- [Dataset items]
****************************************

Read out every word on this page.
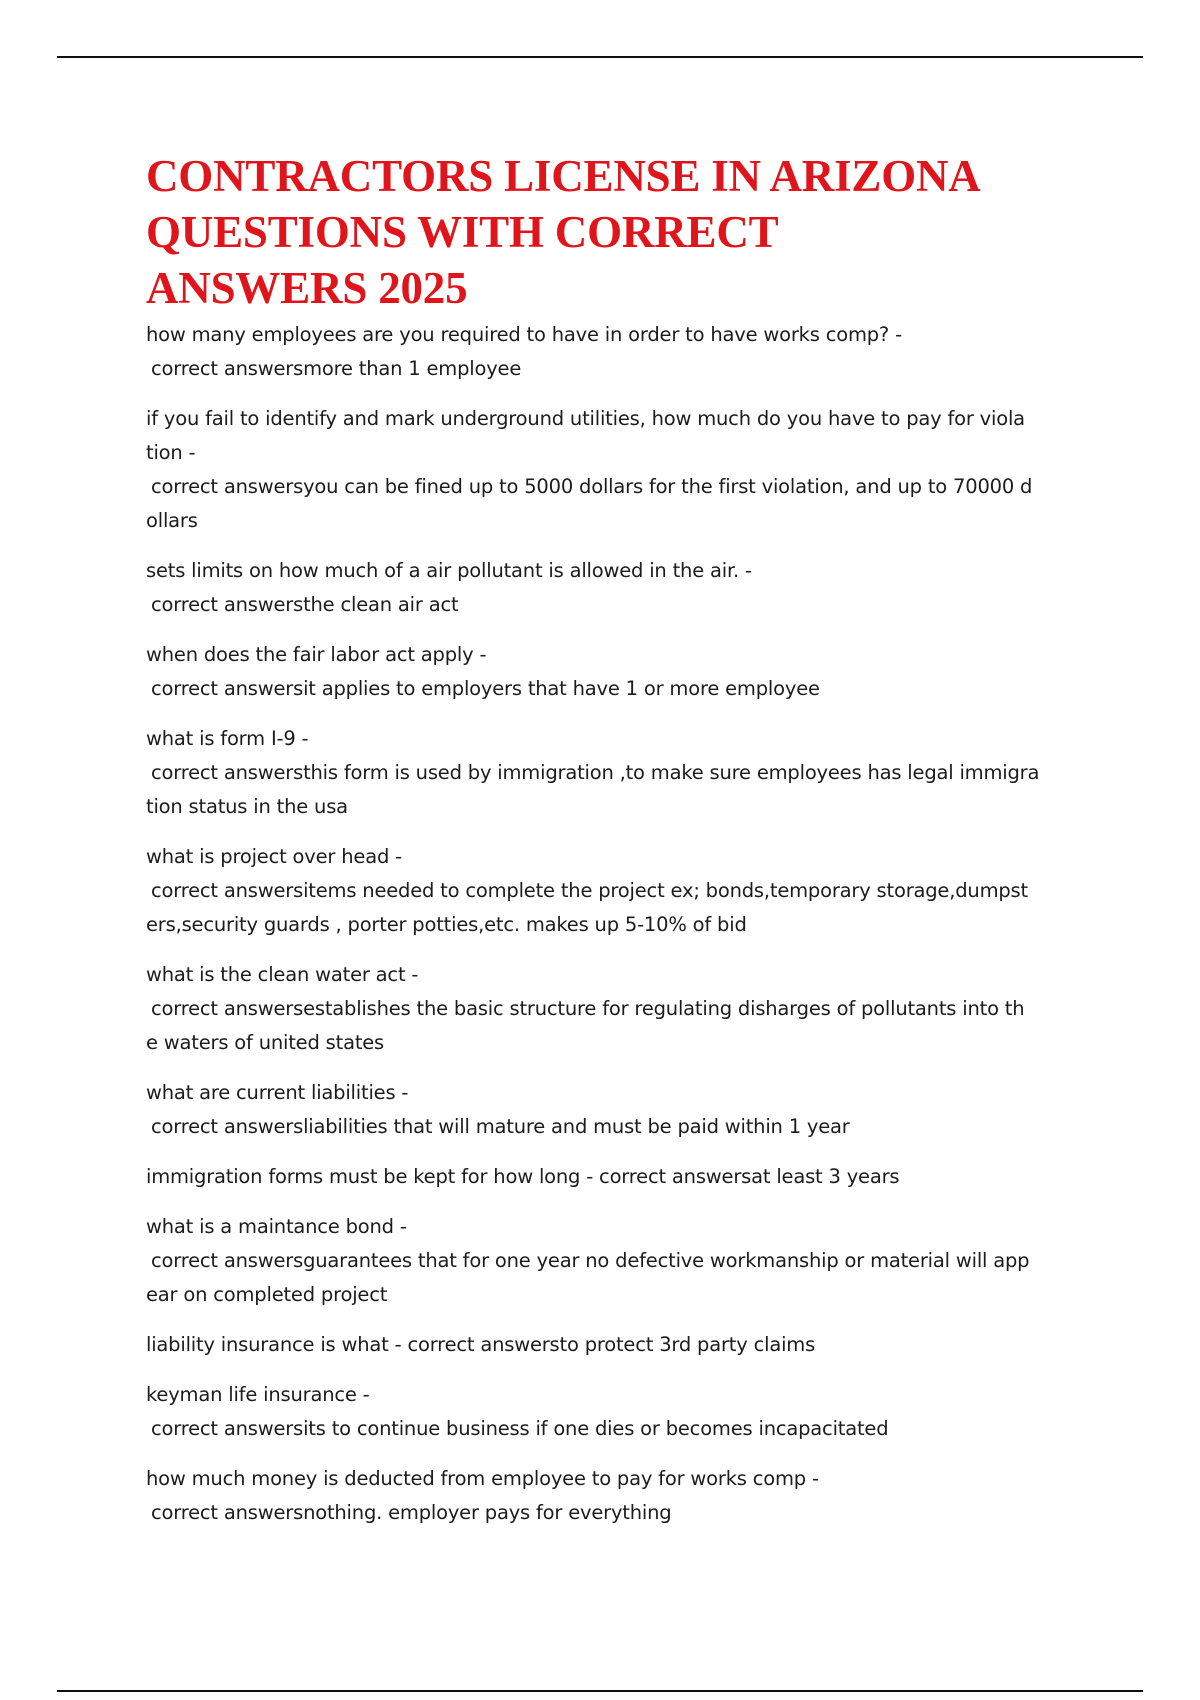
CONTRACTORS LICENSE IN ARIZONA
QUESTIONS WITH CORRECT
ANSWERS 2025
how many employees are you required to have in order to have works comp? -
correct answersmore than 1 employee
if you fail to identify and mark underground utilities, how much do you have to pay for viola
tion -
correct answersyou can be fined up to 5000 dollars for the first violation, and up to 70000 d
ollars
sets limits on how much of a air pollutant is allowed in the air. -
correct answersthe clean air act
when does the fair labor act apply -
correct answersit applies to employers that have 1 or more employee
what is form I-9 -
correct answersthis form is used by immigration ,to make sure employees has legal immigra
tion status in the usa
what is project over head -
correct answersitems needed to complete the project ex; bonds,temporary storage,dumpst
ers,security guards , porter potties,etc. makes up 5-10% of bid
what is the clean water act -
correct answersestablishes the basic structure for regulating disharges of pollutants into th
e waters of united states
what are current liabilities -
correct answersliabilities that will mature and must be paid within 1 year
immigration forms must be kept for how long - correct answersat least 3 years
what is a maintance bond -
correct answersguarantees that for one year no defective workmanship or material will app
ear on completed project
liability insurance is what - correct answersto protect 3rd party claims
keyman life insurance -
correct answersits to continue business if one dies or becomes incapacitated
how much money is deducted from employee to pay for works comp -
correct answersnothing. employer pays for everything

****************************************

Every line should be retyped exactly, with the pictures omitted.

Read out every word on this page.
CONTRACTORS LICENSE IN ARIZONA
QUESTIONS WITH CORRECT
ANSWERS 2025
how many employees are you required to have in order to have works comp? -
correct answersmore than 1 employee
if you fail to identify and mark underground utilities, how much do you have to pay for viola
tion -
correct answersyou can be fined up to 5000 dollars for the first violation, and up to 70000 d
ollars
sets limits on how much of a air pollutant is allowed in the air. -
correct answersthe clean air act
when does the fair labor act apply -
correct answersit applies to employers that have 1 or more employee
what is form I-9 -
correct answersthis form is used by immigration ,to make sure employees has legal immigra
tion status in the usa
what is project over head -
correct answersitems needed to complete the project ex; bonds,temporary storage,dumpst
ers,security guards , porter potties,etc. makes up 5-10% of bid
what is the clean water act -
correct answersestablishes the basic structure for regulating disharges of pollutants into th
e waters of united states
what are current liabilities -
correct answersliabilities that will mature and must be paid within 1 year
immigration forms must be kept for how long - correct answersat least 3 years
what is a maintance bond -
correct answersguarantees that for one year no defective workmanship or material will app
ear on completed project
liability insurance is what - correct answersto protect 3rd party claims
keyman life insurance -
correct answersits to continue business if one dies or becomes incapacitated
how much money is deducted from employee to pay for works comp -
correct answersnothing. employer pays for everything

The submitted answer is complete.